- Goal 1:
Reproduce the listing verbatim, from its first line through the line containing "q14-option-d: D：试运转合格的记录 [186, 1331, 466, 1361]", with both of those lines included.

New York City, famously known as the “city that never sleeps” was hit by a 4.8 magnitude earthquake.

The tremors reverberated through the towering skyscrapers and bustling suburbs as it sent shockwaves across the densely populated metropolitan area and left residents feeling shaken.

The earthquake, with its epicenter approximately 45 miles west of New York City and 50 miles north of Philadelphia, caught many off guard.

Reports indicate that over 42 million people across the Northeast region may have felt the midmorning quake with reports coming in from as far as Baltimore to Boston and beyond.

The impact of the earthquake was not confined to mere tremors; it resulted in significant damage to several multifamily homes in Newark, New Jersey, displacing nearly 30 residents.

Officials immediately sprang into action, conducting checks on bridges and other major infrastructure to assess any potential structural damage.

Flights were diverted or delayed, Amtrak slowed trains throughout the busy Northeast Corridor, and a Philadelphia-area commuter rail line suspended service as a precautionary measure.

The experience was unsettling for many New Yorkers, with some likening it to the sensation of an explosion or construction accident.

- Goal 2:
Answer these questions from the earthquake text:
(a) What magnitude was the earthquake that hit New York City?
(b) How many residents were displaced by damage to multifamily homes in Newark, New Jersey?
(c) What did Amtrak do in response to the quake?

- Available records:
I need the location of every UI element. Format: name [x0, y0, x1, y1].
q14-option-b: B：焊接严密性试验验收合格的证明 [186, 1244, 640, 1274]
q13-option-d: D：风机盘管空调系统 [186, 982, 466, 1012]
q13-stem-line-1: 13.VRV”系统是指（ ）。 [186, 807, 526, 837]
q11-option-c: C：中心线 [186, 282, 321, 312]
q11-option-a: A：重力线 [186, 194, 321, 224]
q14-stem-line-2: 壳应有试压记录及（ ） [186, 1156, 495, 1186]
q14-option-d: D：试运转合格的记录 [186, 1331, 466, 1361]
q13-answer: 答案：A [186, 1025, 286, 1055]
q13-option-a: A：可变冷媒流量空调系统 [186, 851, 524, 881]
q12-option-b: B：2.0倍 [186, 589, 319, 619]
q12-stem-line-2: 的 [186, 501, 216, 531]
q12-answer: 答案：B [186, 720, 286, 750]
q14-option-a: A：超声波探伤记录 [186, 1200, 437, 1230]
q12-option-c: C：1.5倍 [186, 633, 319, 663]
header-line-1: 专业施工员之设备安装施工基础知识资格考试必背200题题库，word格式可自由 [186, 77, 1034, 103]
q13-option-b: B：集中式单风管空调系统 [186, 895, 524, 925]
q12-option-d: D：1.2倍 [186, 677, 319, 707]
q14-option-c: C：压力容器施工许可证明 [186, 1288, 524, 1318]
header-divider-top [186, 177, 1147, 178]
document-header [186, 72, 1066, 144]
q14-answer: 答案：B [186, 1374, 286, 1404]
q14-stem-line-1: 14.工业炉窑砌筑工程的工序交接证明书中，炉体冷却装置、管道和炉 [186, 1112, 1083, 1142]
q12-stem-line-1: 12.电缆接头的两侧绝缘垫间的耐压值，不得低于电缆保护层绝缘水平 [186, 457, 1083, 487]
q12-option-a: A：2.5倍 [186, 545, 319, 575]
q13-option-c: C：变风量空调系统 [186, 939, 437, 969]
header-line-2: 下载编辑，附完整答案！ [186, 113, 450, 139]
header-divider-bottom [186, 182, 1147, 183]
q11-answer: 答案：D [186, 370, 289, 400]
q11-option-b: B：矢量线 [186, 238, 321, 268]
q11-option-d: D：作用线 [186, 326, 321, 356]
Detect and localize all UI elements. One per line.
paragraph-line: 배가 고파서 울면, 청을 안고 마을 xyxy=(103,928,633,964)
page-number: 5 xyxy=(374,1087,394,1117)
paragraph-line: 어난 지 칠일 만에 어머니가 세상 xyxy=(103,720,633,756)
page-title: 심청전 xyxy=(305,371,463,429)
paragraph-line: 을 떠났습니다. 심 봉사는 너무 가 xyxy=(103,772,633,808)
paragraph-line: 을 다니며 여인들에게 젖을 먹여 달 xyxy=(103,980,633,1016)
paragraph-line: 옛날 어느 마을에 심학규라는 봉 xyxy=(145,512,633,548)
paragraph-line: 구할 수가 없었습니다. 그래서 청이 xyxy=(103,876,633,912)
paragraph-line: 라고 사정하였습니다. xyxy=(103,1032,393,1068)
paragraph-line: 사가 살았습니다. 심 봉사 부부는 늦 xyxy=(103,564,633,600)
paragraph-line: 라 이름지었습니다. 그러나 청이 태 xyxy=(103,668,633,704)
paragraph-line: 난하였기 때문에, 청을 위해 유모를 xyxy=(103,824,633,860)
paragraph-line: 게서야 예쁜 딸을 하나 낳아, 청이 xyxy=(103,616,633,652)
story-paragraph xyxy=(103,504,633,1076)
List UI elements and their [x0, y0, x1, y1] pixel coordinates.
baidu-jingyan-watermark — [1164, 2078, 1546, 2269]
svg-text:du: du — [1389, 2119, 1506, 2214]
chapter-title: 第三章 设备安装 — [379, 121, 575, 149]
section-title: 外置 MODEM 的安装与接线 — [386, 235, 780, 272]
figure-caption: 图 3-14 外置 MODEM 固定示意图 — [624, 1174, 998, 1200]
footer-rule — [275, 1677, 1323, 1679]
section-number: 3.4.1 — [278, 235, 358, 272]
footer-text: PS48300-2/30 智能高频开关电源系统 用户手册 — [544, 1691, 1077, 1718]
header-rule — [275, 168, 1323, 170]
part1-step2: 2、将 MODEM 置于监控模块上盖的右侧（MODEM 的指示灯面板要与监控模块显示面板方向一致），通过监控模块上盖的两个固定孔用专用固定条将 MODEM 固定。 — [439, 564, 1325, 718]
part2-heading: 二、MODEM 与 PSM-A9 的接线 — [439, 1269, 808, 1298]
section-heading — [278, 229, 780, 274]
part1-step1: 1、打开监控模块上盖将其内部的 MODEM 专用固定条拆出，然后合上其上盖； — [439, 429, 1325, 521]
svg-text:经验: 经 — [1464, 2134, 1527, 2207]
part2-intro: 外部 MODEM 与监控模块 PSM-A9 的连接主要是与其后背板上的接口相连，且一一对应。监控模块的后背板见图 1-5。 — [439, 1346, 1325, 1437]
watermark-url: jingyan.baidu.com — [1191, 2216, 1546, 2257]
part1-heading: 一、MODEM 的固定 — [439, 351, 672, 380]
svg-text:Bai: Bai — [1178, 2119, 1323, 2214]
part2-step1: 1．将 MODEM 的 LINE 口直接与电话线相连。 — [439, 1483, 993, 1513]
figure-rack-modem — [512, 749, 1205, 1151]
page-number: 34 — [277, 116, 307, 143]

- Task solution 1:
I need the location of every UI element. Format: name [x0, y0, x1, y1].
q14-option-b: B：焊接严密性试验验收合格的证明 [186, 1244, 640, 1274]
q13-option-d: D：风机盘管空调系统 [186, 982, 466, 1012]
q13-stem-line-1: 13.VRV”系统是指（ ）。 [186, 807, 526, 837]
q11-option-c: C：中心线 [186, 282, 321, 312]
q11-option-a: A：重力线 [186, 194, 321, 224]
q14-stem-line-2: 壳应有试压记录及（ ） [186, 1156, 495, 1186]
q14-option-d: D：试运转合格的记录 [186, 1331, 466, 1361]

- Task solution 2:
(a) 4.8
(b) Nearly 30
(c) It slowed trains throughout the Northeast Corridor.